<<<<

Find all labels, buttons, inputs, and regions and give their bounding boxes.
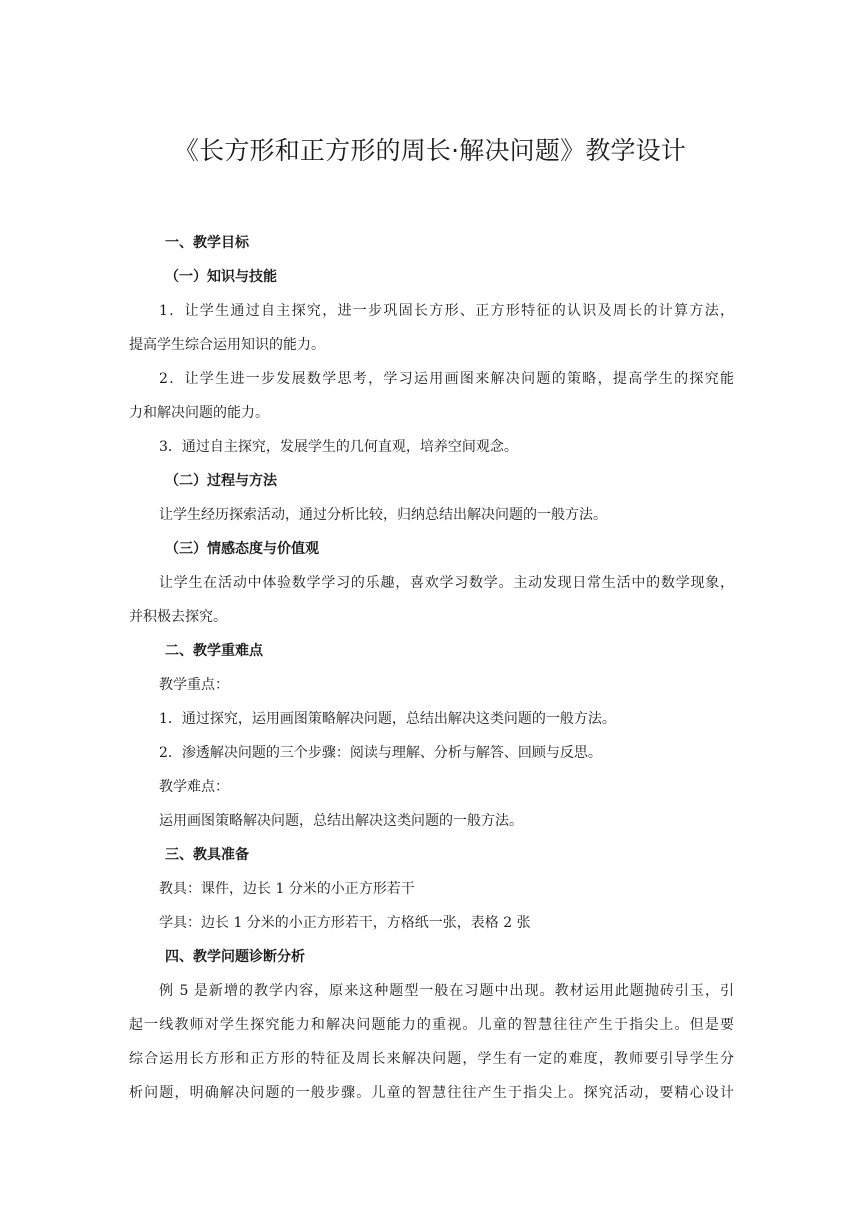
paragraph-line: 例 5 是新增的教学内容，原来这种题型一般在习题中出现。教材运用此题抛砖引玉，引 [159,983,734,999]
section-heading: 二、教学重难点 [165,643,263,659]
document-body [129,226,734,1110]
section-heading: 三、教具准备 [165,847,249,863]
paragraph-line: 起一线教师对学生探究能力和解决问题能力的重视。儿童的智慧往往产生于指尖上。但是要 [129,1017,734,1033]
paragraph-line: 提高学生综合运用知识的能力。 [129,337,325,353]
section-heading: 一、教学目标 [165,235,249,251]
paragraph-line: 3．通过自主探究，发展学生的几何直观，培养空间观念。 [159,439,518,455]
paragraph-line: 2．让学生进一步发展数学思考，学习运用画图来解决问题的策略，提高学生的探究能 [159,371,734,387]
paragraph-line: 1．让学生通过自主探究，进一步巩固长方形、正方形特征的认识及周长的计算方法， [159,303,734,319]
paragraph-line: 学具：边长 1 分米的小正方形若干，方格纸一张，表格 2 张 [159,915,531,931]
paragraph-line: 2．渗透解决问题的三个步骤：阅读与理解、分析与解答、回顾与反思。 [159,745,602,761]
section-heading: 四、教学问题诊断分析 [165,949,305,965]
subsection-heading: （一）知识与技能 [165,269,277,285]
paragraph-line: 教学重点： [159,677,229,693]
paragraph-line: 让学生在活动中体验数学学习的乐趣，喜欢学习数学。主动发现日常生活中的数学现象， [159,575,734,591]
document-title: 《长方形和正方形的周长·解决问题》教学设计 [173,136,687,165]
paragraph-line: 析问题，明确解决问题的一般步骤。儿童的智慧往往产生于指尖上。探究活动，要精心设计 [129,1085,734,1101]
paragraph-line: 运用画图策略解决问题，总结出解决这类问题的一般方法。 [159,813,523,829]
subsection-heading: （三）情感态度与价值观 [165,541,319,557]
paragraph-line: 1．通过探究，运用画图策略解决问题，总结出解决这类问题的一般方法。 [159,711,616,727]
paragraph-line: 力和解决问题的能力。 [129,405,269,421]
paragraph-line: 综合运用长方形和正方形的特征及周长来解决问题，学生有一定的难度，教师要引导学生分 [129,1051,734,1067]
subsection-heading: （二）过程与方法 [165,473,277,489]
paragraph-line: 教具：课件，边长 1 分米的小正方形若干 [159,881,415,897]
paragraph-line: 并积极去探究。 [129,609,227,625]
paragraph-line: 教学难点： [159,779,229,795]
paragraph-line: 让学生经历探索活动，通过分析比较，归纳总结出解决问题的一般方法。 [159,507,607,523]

>>>>
<<<<

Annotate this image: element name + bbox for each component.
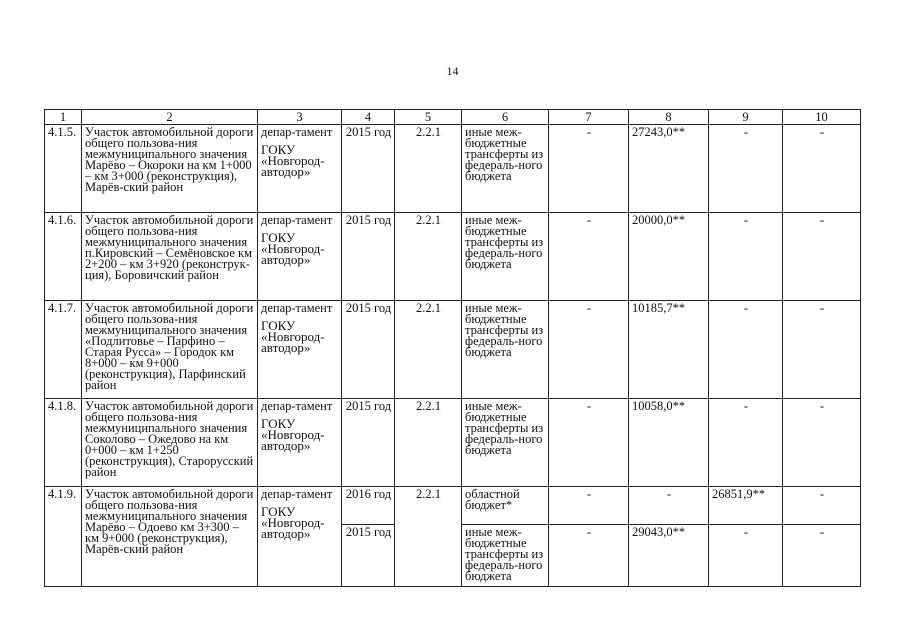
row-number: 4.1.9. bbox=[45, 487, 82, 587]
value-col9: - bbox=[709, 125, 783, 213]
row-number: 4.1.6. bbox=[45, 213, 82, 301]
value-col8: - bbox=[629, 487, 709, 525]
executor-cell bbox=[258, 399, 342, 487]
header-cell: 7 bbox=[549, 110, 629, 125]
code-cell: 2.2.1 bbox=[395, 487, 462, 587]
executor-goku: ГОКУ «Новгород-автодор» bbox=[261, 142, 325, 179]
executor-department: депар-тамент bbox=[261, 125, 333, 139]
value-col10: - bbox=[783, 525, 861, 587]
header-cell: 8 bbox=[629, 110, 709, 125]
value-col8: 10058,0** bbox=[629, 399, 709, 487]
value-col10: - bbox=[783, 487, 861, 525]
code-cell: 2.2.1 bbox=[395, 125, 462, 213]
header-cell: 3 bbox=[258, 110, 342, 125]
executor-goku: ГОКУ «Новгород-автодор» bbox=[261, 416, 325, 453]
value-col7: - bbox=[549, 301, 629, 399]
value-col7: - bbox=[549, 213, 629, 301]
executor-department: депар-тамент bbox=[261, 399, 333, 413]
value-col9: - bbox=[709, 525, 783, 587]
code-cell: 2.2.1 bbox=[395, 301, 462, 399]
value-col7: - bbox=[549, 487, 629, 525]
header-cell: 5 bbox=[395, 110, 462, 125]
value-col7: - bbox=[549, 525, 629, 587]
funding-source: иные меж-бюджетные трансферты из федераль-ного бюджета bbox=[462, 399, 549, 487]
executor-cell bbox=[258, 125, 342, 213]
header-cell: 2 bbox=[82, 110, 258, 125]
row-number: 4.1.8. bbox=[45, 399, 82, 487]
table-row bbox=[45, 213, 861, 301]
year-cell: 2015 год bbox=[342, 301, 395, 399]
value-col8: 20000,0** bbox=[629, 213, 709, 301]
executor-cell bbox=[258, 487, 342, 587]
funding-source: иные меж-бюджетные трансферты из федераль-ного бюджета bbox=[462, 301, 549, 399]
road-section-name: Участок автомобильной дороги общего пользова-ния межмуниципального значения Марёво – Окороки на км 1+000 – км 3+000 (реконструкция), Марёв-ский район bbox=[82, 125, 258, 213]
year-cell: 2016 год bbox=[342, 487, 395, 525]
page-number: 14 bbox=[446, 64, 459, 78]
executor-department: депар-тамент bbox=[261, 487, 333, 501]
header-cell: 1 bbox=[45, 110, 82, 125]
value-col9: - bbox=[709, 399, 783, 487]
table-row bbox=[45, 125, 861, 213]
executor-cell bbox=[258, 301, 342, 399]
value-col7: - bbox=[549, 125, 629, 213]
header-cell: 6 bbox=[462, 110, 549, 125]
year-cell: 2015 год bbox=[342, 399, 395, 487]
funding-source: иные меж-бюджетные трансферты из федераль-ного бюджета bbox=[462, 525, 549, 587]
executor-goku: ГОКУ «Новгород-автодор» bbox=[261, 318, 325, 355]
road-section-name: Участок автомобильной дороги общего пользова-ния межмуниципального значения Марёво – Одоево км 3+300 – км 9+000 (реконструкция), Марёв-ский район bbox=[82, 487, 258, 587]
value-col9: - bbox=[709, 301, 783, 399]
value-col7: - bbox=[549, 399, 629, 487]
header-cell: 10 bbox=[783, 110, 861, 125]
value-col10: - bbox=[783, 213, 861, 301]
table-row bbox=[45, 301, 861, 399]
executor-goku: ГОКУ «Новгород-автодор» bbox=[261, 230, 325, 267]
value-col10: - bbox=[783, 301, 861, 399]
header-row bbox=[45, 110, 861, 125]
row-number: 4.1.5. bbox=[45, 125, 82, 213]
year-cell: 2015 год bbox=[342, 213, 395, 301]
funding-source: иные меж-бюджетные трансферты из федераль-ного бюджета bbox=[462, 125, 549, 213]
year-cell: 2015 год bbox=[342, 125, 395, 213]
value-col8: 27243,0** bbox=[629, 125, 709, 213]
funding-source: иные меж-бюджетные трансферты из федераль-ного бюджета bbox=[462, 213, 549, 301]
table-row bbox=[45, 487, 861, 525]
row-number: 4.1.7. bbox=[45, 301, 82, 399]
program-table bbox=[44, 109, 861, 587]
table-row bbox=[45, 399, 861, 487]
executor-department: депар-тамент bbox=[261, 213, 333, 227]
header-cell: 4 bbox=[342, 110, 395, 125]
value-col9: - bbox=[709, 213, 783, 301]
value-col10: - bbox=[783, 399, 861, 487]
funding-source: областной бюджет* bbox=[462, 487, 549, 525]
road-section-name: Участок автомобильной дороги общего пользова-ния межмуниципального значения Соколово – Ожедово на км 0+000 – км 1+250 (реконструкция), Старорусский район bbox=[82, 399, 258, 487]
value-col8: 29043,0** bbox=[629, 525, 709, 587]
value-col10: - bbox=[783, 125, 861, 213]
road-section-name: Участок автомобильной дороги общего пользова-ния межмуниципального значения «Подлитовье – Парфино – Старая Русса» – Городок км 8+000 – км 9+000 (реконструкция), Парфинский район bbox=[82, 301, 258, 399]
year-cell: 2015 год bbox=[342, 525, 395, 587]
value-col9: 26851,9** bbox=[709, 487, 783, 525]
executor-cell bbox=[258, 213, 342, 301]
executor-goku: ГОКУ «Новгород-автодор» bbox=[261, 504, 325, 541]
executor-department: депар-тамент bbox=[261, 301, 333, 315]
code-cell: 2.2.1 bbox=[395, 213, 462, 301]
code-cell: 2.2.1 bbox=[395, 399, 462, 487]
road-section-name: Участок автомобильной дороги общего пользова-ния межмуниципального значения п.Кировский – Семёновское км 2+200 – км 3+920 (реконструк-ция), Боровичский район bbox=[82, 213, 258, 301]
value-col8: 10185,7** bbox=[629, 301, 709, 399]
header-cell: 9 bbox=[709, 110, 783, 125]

>>>>
<<<<

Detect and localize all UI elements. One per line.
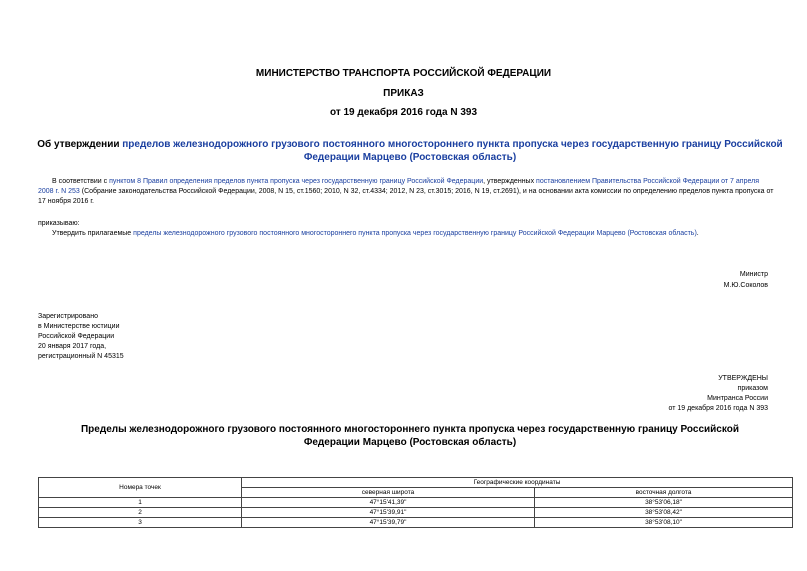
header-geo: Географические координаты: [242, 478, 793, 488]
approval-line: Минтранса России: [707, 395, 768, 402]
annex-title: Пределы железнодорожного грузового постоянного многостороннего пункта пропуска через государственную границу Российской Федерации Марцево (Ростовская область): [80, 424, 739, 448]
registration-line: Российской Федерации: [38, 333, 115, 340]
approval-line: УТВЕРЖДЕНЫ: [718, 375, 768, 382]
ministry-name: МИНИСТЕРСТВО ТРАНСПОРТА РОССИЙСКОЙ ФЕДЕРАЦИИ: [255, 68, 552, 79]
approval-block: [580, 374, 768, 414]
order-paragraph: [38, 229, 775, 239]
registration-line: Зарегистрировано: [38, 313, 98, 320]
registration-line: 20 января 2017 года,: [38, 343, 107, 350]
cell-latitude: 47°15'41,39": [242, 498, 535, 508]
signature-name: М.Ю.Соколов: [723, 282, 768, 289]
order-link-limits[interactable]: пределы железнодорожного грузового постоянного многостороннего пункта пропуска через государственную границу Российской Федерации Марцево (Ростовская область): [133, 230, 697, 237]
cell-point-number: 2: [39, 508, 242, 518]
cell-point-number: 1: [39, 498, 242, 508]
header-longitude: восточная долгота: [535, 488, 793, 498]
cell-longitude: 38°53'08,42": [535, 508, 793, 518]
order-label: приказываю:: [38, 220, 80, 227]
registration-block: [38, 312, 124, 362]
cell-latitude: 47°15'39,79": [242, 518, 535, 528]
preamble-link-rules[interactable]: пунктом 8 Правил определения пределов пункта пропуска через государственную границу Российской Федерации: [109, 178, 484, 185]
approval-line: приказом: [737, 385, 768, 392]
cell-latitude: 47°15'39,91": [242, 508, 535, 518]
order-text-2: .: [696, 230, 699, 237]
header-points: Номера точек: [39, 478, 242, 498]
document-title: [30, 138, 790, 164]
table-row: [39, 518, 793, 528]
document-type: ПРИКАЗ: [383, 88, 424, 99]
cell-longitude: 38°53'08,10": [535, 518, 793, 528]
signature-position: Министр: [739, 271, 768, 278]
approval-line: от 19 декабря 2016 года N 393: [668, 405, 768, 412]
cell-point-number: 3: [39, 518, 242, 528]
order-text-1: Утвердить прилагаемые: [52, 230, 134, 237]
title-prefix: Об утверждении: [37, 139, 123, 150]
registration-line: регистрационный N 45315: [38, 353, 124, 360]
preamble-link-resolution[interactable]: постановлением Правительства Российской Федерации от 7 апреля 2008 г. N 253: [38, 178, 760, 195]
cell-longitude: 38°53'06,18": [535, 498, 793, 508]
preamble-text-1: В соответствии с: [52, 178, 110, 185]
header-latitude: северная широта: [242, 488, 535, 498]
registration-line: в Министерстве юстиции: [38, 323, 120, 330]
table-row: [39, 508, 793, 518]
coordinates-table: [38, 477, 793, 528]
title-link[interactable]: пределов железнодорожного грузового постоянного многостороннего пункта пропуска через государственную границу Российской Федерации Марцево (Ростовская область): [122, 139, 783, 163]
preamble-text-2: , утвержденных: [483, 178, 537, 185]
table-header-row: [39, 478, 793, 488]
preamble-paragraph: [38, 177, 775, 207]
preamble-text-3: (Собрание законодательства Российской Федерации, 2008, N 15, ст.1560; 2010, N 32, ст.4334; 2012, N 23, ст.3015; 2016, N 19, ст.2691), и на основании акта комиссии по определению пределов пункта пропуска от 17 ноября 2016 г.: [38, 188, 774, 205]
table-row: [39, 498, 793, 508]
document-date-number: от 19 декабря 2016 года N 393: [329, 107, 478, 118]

>>>>

◆ **Work to be completed**
Format the material from the line containing "header-geo: Географические координаты: [242, 478, 793, 488]" through the line containing "order-label: приказываю:: [38, 220, 80, 227]", both included, as a numbered list with any blank lines omitted.

◆ **Solution below**
1. header-geo: Географические координаты: [242, 478, 793, 488]
2. approval-line: Минтранса России: [707, 395, 768, 402]
3. annex-title: Пределы железнодорожного грузового постоянного многостороннего пункта пропуска через государственную границу Российской Федерации Марцево (Ростовская область): [80, 424, 739, 448]
4. registration-line: Российской Федерации: [38, 333, 115, 340]
5. approval-line: УТВЕРЖДЕНЫ: [718, 375, 768, 382]
6. ministry-name: МИНИСТЕРСТВО ТРАНСПОРТА РОССИЙСКОЙ ФЕДЕРАЦИИ: [255, 68, 552, 79]
7. approval-block: [580, 374, 768, 414]
8. order-paragraph: [38, 229, 775, 239]
9. registration-line: Зарегистрировано: [38, 313, 98, 320]
10. registration-line: 20 января 2017 года,: [38, 343, 107, 350]
11. cell-latitude: 47°15'41,39": [242, 498, 535, 508]
12. signature-name: М.Ю.Соколов: [723, 282, 768, 289]
13. order-link-limits[interactable]: пределы железнодорожного грузового постоянного многостороннего пункта пропуска через государственную границу Российской Федерации Марцево (Ростовская область): [133, 230, 697, 237]
14. cell-point-number: 2: [39, 508, 242, 518]
15. cell-point-number: 1: [39, 498, 242, 508]
16. header-longitude: восточная долгота: [535, 488, 793, 498]
17. cell-longitude: 38°53'08,42": [535, 508, 793, 518]
18. order-label: приказываю:: [38, 220, 80, 227]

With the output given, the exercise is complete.